● **To be done**
Check each line of the records below and collect those holding "mohou".

··········

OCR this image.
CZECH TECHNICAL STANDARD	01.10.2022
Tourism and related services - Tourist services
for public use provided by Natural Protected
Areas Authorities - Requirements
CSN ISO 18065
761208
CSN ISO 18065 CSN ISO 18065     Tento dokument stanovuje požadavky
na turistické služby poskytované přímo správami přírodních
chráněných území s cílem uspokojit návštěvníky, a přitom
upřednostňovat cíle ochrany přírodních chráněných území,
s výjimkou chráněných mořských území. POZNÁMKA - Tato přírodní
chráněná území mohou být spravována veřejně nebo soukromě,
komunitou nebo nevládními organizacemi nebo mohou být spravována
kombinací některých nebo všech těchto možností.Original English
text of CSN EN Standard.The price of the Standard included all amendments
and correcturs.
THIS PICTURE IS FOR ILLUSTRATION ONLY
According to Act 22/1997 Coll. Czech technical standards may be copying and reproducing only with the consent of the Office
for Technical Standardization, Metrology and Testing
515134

··········

● **Worked solution**
chráněná území mohou být spravována veřejně nebo soukromě,
komunitou nebo nevládními organizacemi nebo mohou být spravována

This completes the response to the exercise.